Material shown |
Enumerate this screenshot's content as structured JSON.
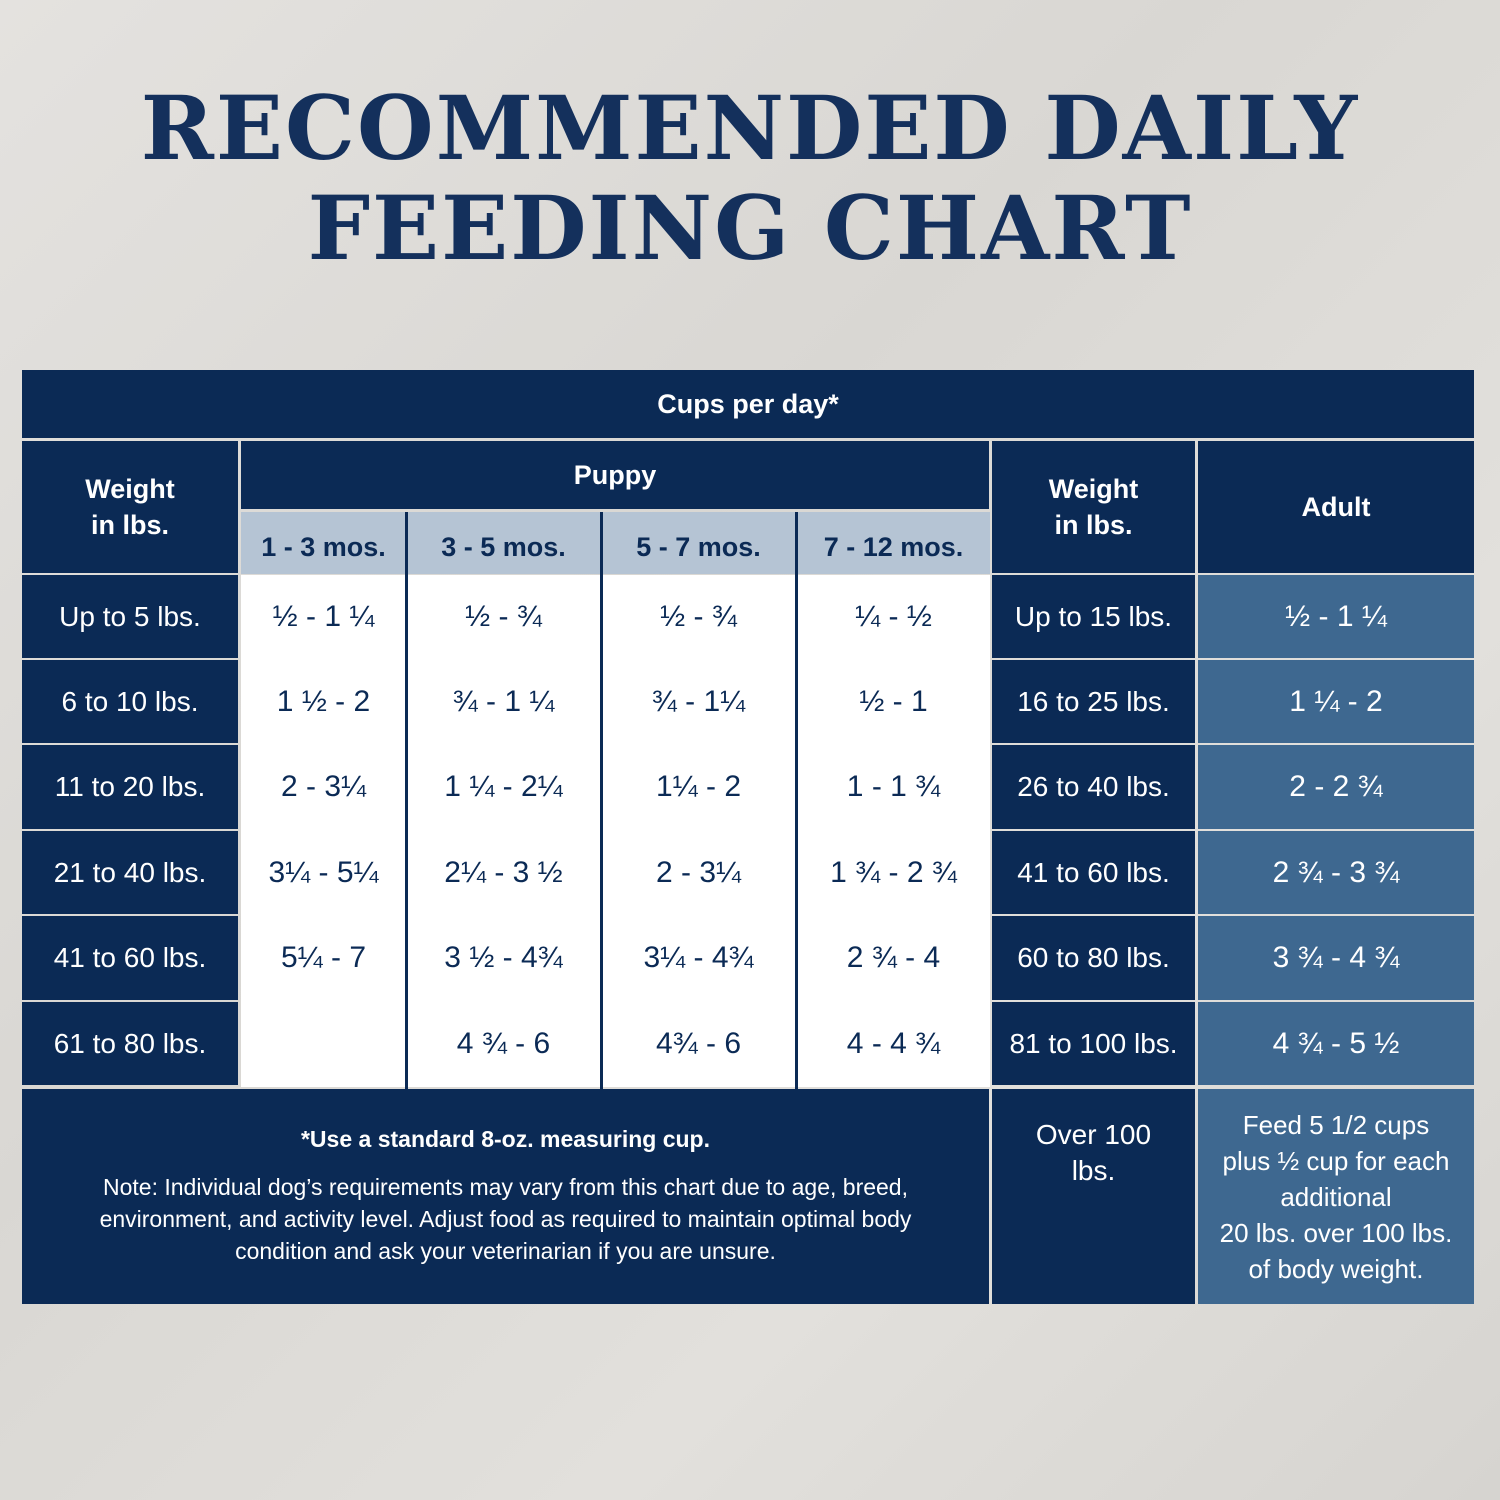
{
  "title": {
    "line1": "RECOMMENDED DAILY",
    "line2": "FEEDING CHART"
  },
  "colors": {
    "navy": "#0b2a55",
    "steel": "#3e6890",
    "subheader": "#b5c4d4",
    "title": "#14305c"
  },
  "table": {
    "cups_header": "Cups per day*",
    "weight_header": "Weight\nin lbs.",
    "puppy_header": "Puppy",
    "puppy_ages": [
      "1 - 3 mos.",
      "3 - 5 mos.",
      "5 - 7 mos.",
      "7 - 12 mos."
    ],
    "adult_weight_header": "Weight\nin lbs.",
    "adult_header": "Adult",
    "rows": [
      {
        "weight": "Up to 5 lbs.",
        "puppy": [
          "½  - 1 ¼",
          "½  - ¾",
          "½ - ¾",
          "¼  - ½"
        ],
        "adult_weight": "Up to 15 lbs.",
        "adult": "½  - 1 ¼"
      },
      {
        "weight": "6 to 10 lbs.",
        "puppy": [
          "1 ½  - 2",
          "¾ - 1 ¼",
          "¾ - 1¼",
          "½ - 1"
        ],
        "adult_weight": "16 to 25 lbs.",
        "adult": "1 ¼ - 2"
      },
      {
        "weight": "11 to 20 lbs.",
        "puppy": [
          "2  - 3¼",
          "1 ¼  - 2¼",
          "1¼ - 2",
          "1 - 1 ¾"
        ],
        "adult_weight": "26 to 40 lbs.",
        "adult": "2 - 2 ¾"
      },
      {
        "weight": "21 to 40 lbs.",
        "puppy": [
          "3¼ - 5¼",
          "2¼ - 3 ½",
          "2 - 3¼",
          "1 ¾ - 2 ¾"
        ],
        "adult_weight": "41 to 60 lbs.",
        "adult": "2 ¾ - 3 ¾"
      },
      {
        "weight": "41 to 60 lbs.",
        "puppy": [
          "5¼ - 7",
          "3 ½  - 4¾",
          "3¼  - 4¾",
          "2 ¾  - 4"
        ],
        "adult_weight": "60 to 80 lbs.",
        "adult": "3 ¾  - 4 ¾"
      },
      {
        "weight": "61 to 80 lbs.",
        "puppy": [
          "",
          "4 ¾  - 6",
          "4¾ - 6",
          "4 - 4 ¾"
        ],
        "adult_weight": "81 to 100 lbs.",
        "adult": "4 ¾  - 5 ½"
      }
    ],
    "footer": {
      "cup_note": "*Use a standard 8-oz. measuring cup.",
      "note": "Note: Individual dog’s requirements may vary from this chart due to age, breed, environment, and activity level. Adjust food as required to maintain optimal body condition and ask your veterinarian if you are unsure.",
      "over_weight": "Over 100\nlbs.",
      "over_adult": "Feed 5 1/2 cups\nplus ½ cup for each\nadditional\n20 lbs. over 100 lbs.\nof body weight."
    }
  }
}
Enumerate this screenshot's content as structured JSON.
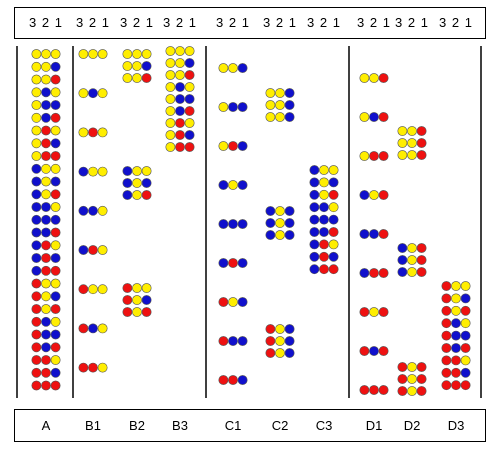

The exercise | Each record above should come back exactly the same, only without its pictures.

Output of the exercise |
Enumerate this screenshot's content as structured JSON.
{
  "title": {
    "line1": "RECOMMENDED DAILY",
    "line2": "FEEDING CHART"
  },
  "colors": {
    "navy": "#0b2a55",
    "steel": "#3e6890",
    "subheader": "#b5c4d4",
    "title": "#14305c"
  },
  "table": {
    "cups_header": "Cups per day*",
    "weight_header": "Weight\nin lbs.",
    "puppy_header": "Puppy",
    "puppy_ages": [
      "1 - 3 mos.",
      "3 - 5 mos.",
      "5 - 7 mos.",
      "7 - 12 mos."
    ],
    "adult_weight_header": "Weight\nin lbs.",
    "adult_header": "Adult",
    "rows": [
      {
        "weight": "Up to 5 lbs.",
        "puppy": [
          "½  - 1 ¼",
          "½  - ¾",
          "½ - ¾",
          "¼  - ½"
        ],
        "adult_weight": "Up to 15 lbs.",
        "adult": "½  - 1 ¼"
      },
      {
        "weight": "6 to 10 lbs.",
        "puppy": [
          "1 ½  - 2",
          "¾ - 1 ¼",
          "¾ - 1¼",
          "½ - 1"
        ],
        "adult_weight": "16 to 25 lbs.",
        "adult": "1 ¼ - 2"
      },
      {
        "weight": "11 to 20 lbs.",
        "puppy": [
          "2  - 3¼",
          "1 ¼  - 2¼",
          "1¼ - 2",
          "1 - 1 ¾"
        ],
        "adult_weight": "26 to 40 lbs.",
        "adult": "2 - 2 ¾"
      },
      {
        "weight": "21 to 40 lbs.",
        "puppy": [
          "3¼ - 5¼",
          "2¼ - 3 ½",
          "2 - 3¼",
          "1 ¾ - 2 ¾"
        ],
        "adult_weight": "41 to 60 lbs.",
        "adult": "2 ¾ - 3 ¾"
      },
      {
        "weight": "41 to 60 lbs.",
        "puppy": [
          "5¼ - 7",
          "3 ½  - 4¾",
          "3¼  - 4¾",
          "2 ¾  - 4"
        ],
        "adult_weight": "60 to 80 lbs.",
        "adult": "3 ¾  - 4 ¾"
      },
      {
        "weight": "61 to 80 lbs.",
        "puppy": [
          "",
          "4 ¾  - 6",
          "4¾ - 6",
          "4 - 4 ¾"
        ],
        "adult_weight": "81 to 100 lbs.",
        "adult": "4 ¾  - 5 ½"
      }
    ],
    "footer": {
      "cup_note": "*Use a standard 8-oz. measuring cup.",
      "note": "Note: Individual dog’s requirements may vary from this chart due to age, breed, environment, and activity level. Adjust food as required to maintain optimal body condition and ask your veterinarian if you are unsure.",
      "over_weight": "Over 100\nlbs.",
      "over_adult": "Feed 5 1/2 cups\nplus ½ cup for each\nadditional\n20 lbs. over 100 lbs.\nof body weight."
    }
  }
}
Enumerate this screenshot's content as structured JSON.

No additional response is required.